ENTRIES SUPPLIED START

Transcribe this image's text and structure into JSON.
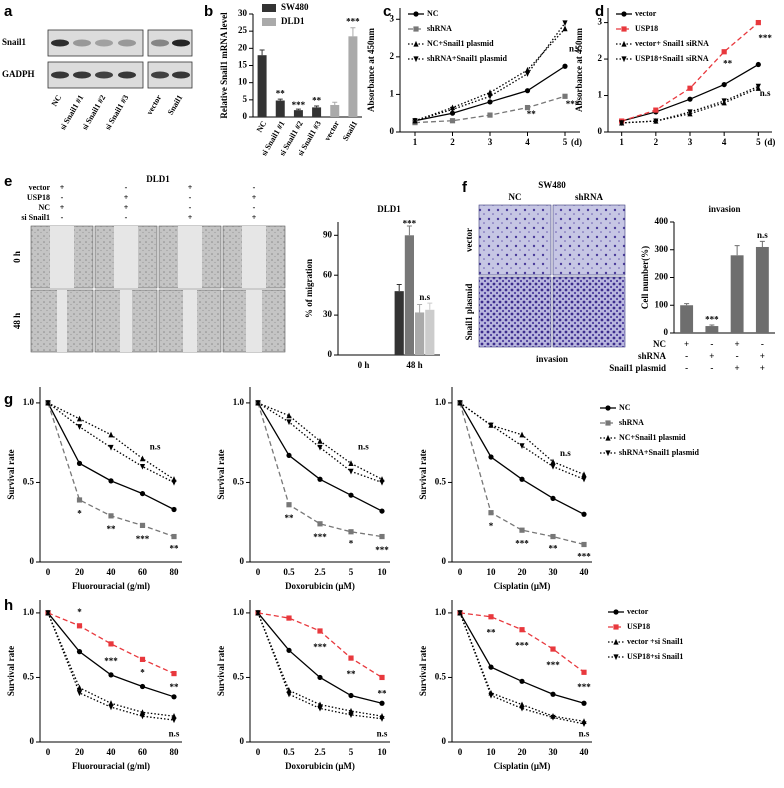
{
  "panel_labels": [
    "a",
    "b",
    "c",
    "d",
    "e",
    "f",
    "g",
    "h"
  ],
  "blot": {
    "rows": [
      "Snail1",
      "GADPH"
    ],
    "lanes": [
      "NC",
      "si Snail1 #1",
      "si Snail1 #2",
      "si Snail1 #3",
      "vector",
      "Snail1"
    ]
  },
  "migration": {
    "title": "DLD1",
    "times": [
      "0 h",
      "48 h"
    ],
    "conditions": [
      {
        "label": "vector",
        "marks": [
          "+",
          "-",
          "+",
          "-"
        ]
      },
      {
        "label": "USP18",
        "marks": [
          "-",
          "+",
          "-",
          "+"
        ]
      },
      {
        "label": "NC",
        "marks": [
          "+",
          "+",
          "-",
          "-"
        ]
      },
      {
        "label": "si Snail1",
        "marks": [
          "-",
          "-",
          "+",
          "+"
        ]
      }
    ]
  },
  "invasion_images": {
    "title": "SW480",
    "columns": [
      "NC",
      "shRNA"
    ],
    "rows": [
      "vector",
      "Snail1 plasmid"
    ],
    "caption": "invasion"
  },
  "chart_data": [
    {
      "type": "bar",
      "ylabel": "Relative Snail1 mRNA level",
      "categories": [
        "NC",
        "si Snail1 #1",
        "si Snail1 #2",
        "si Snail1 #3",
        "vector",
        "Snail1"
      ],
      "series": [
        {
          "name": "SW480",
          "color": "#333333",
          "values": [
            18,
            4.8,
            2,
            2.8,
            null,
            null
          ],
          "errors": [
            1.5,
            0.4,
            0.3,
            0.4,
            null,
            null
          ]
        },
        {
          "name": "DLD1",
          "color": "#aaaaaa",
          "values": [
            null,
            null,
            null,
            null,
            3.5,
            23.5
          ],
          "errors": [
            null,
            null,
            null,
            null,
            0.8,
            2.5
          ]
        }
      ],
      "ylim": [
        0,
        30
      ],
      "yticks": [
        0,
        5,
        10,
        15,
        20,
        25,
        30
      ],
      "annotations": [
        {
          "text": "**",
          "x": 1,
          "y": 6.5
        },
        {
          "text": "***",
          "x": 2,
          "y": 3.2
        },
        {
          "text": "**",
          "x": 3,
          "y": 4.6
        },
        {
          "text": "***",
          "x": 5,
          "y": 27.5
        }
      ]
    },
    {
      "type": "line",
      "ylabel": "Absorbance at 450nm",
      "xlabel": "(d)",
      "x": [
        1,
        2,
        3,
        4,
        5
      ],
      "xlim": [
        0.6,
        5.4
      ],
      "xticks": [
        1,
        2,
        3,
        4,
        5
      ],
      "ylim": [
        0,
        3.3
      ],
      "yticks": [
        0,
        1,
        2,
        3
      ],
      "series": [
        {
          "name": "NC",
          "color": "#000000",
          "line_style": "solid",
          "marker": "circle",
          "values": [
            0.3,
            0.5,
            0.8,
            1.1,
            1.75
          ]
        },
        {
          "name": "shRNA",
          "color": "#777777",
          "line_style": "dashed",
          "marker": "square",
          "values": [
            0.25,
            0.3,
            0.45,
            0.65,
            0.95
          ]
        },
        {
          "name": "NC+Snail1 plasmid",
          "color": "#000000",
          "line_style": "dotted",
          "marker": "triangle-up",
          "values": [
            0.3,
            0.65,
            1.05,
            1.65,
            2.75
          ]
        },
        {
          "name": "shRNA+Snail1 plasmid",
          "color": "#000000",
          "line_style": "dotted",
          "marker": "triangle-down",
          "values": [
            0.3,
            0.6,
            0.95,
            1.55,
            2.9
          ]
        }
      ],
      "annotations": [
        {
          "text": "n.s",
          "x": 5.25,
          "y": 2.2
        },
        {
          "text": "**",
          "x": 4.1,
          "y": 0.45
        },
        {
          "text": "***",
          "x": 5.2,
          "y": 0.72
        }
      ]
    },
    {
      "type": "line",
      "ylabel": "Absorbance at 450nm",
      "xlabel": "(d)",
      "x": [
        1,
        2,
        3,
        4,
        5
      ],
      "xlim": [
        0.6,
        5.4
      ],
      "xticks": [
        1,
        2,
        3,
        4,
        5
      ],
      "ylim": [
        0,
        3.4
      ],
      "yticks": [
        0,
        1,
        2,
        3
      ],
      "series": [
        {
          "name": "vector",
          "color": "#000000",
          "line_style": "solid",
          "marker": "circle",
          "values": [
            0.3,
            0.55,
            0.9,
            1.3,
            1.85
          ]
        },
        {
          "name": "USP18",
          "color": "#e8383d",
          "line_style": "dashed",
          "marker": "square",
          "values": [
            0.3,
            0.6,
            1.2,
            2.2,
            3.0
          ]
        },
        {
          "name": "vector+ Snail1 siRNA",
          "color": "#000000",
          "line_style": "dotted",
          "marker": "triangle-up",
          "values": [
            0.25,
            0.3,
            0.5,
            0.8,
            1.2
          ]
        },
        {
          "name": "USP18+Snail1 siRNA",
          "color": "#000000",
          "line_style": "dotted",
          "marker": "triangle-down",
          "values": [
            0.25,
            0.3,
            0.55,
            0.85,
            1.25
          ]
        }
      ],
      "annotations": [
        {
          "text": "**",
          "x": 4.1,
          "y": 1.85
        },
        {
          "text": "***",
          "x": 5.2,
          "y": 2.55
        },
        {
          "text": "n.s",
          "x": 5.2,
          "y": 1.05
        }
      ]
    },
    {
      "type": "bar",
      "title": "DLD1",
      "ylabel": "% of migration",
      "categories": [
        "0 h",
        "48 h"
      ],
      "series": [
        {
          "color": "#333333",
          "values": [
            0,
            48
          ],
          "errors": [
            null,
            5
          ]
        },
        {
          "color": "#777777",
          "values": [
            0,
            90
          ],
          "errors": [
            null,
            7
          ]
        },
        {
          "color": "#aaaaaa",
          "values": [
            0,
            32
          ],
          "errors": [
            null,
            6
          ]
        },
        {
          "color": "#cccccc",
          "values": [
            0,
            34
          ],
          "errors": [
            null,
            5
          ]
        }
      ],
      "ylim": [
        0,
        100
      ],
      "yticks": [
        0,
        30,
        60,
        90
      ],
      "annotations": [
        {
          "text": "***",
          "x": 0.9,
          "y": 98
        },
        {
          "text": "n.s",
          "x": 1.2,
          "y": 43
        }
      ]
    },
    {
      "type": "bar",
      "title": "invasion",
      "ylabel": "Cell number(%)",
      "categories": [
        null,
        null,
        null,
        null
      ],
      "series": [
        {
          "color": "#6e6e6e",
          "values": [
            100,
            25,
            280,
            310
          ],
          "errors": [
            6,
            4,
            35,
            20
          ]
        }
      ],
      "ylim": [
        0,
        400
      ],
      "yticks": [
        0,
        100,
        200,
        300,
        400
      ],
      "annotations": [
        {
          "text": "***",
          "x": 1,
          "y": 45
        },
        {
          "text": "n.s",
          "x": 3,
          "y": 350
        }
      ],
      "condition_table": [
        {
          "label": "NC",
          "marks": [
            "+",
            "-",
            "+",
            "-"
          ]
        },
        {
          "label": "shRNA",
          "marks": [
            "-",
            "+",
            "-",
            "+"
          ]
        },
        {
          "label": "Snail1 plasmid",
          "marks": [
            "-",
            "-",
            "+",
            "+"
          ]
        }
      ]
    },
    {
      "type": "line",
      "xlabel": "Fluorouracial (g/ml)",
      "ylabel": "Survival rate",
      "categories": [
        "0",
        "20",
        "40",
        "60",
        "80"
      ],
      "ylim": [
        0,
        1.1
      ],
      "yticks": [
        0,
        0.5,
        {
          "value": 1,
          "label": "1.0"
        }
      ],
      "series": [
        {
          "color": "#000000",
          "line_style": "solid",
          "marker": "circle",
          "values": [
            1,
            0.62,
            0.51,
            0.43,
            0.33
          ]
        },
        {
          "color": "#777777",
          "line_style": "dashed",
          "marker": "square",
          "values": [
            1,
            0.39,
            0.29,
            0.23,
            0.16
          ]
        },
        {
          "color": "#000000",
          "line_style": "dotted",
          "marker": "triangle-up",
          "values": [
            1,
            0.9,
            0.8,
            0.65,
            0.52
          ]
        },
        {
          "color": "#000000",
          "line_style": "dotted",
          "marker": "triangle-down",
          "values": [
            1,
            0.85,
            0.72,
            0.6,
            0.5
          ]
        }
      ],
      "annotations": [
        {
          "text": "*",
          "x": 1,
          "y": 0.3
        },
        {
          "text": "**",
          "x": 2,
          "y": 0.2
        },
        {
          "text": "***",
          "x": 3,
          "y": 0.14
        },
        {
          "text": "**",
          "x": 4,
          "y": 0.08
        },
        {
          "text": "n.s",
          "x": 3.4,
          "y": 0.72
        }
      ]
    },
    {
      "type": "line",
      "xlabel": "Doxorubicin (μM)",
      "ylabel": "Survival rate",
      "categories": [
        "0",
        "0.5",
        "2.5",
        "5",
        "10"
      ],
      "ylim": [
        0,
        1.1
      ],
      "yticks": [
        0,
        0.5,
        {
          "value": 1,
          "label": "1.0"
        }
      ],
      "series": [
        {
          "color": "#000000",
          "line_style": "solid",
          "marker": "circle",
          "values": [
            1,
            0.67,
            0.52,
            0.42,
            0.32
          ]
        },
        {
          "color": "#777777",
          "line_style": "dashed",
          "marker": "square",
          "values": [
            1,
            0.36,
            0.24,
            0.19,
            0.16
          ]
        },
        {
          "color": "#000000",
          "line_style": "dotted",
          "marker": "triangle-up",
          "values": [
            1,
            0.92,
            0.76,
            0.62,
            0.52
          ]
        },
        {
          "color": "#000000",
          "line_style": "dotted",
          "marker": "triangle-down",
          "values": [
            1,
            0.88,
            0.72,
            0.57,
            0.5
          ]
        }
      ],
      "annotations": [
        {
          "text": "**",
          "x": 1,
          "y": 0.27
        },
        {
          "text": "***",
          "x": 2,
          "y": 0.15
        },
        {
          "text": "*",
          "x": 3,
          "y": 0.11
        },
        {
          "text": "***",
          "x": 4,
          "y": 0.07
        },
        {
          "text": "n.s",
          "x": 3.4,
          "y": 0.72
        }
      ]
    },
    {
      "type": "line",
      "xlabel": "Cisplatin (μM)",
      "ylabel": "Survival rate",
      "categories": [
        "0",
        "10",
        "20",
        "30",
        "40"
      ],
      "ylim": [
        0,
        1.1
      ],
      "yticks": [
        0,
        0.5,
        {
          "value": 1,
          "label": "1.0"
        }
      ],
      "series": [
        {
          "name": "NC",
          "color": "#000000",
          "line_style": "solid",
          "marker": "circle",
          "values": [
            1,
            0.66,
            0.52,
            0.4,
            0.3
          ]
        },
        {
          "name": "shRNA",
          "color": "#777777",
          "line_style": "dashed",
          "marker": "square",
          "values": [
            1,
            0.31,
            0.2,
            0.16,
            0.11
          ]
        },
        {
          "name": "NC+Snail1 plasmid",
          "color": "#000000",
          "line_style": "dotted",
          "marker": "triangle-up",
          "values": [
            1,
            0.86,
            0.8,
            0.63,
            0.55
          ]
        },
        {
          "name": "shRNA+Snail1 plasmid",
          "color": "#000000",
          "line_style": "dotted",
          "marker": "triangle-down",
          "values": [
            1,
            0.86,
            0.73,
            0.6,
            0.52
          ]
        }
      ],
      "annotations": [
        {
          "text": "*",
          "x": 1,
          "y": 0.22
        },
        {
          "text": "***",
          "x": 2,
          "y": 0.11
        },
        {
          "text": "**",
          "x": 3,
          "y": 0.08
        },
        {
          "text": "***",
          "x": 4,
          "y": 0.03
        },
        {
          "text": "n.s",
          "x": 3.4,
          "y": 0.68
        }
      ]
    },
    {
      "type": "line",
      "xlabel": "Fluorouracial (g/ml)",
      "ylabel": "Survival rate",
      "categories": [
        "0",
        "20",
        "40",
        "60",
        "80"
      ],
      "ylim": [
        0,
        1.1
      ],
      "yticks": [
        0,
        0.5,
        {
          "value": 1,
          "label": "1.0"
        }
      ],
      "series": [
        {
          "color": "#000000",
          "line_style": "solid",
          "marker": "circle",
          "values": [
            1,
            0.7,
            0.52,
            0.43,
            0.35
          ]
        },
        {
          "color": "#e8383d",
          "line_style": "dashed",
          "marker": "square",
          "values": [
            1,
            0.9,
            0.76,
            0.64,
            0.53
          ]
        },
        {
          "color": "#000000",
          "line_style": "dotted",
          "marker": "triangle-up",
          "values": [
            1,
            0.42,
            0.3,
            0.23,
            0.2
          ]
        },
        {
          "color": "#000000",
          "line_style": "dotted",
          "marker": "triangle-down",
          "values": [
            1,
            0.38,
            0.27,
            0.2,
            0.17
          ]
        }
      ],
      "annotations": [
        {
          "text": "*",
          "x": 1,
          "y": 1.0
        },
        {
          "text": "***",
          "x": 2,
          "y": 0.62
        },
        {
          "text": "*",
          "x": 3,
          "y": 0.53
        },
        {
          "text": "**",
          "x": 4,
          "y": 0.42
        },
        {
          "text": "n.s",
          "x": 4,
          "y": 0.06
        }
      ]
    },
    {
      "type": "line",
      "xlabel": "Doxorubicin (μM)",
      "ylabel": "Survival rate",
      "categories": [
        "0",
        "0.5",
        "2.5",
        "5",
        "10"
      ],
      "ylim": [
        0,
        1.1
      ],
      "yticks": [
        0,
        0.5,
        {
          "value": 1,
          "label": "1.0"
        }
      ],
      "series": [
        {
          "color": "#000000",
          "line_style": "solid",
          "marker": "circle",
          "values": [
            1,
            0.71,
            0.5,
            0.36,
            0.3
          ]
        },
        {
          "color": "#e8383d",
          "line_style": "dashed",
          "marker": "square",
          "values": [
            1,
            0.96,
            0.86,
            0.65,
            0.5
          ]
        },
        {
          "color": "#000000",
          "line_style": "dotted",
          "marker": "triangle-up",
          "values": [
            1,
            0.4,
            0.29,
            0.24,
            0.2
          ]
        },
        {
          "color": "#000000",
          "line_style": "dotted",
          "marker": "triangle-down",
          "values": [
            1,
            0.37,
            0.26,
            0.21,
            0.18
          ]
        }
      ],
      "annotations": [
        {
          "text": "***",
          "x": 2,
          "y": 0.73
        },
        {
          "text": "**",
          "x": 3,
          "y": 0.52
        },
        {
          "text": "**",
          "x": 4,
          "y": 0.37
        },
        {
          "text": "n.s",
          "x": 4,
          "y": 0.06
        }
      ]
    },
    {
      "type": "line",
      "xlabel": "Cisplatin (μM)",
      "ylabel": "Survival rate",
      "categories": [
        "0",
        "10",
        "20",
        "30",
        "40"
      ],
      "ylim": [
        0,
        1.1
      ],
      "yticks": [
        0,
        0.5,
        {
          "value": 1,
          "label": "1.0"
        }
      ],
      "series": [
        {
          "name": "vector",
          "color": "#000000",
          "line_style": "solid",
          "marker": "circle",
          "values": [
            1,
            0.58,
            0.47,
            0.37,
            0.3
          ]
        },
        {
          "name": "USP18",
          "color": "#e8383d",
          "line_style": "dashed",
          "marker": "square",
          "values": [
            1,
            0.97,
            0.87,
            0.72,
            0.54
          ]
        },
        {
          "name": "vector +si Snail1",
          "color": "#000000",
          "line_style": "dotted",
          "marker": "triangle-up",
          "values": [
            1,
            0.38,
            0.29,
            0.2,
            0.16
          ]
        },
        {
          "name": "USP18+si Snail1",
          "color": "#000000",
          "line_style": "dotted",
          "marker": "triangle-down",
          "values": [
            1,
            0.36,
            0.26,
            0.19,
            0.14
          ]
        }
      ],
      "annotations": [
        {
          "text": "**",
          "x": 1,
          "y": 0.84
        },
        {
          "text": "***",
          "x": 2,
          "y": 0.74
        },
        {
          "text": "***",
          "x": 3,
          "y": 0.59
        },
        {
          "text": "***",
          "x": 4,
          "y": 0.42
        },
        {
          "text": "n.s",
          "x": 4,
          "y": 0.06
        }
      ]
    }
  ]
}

ENTRIES SUPPLIED END
ENTRIES SUPPLIED START

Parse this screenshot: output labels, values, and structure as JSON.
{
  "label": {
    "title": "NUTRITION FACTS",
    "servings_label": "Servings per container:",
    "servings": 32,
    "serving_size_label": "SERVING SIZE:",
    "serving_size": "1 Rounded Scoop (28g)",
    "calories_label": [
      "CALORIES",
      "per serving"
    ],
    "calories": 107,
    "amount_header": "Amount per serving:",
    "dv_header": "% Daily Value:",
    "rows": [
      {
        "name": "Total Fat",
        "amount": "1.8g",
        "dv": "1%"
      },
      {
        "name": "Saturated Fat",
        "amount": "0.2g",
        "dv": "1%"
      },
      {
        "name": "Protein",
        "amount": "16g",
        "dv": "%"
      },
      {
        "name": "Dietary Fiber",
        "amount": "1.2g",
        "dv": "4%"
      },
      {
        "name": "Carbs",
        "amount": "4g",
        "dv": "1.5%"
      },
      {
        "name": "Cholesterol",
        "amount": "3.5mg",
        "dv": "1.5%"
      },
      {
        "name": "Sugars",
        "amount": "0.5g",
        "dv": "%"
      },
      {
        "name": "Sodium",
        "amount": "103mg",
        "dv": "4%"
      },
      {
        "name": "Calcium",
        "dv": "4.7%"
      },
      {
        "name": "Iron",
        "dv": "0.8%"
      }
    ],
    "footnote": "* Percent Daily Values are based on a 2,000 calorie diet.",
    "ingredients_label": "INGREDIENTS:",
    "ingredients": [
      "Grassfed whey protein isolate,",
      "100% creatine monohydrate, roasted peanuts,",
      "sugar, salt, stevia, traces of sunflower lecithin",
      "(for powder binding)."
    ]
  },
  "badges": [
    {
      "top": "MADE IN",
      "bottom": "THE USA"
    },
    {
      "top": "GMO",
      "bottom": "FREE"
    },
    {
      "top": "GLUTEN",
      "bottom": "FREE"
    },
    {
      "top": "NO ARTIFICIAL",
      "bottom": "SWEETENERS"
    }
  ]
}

ENTRIES SUPPLIED END

→ **ASSIGNMENT**
Consider the string "Daily". State how many lines of the data contain it, giving the number alone.

→ **WRITTEN REPLY**
2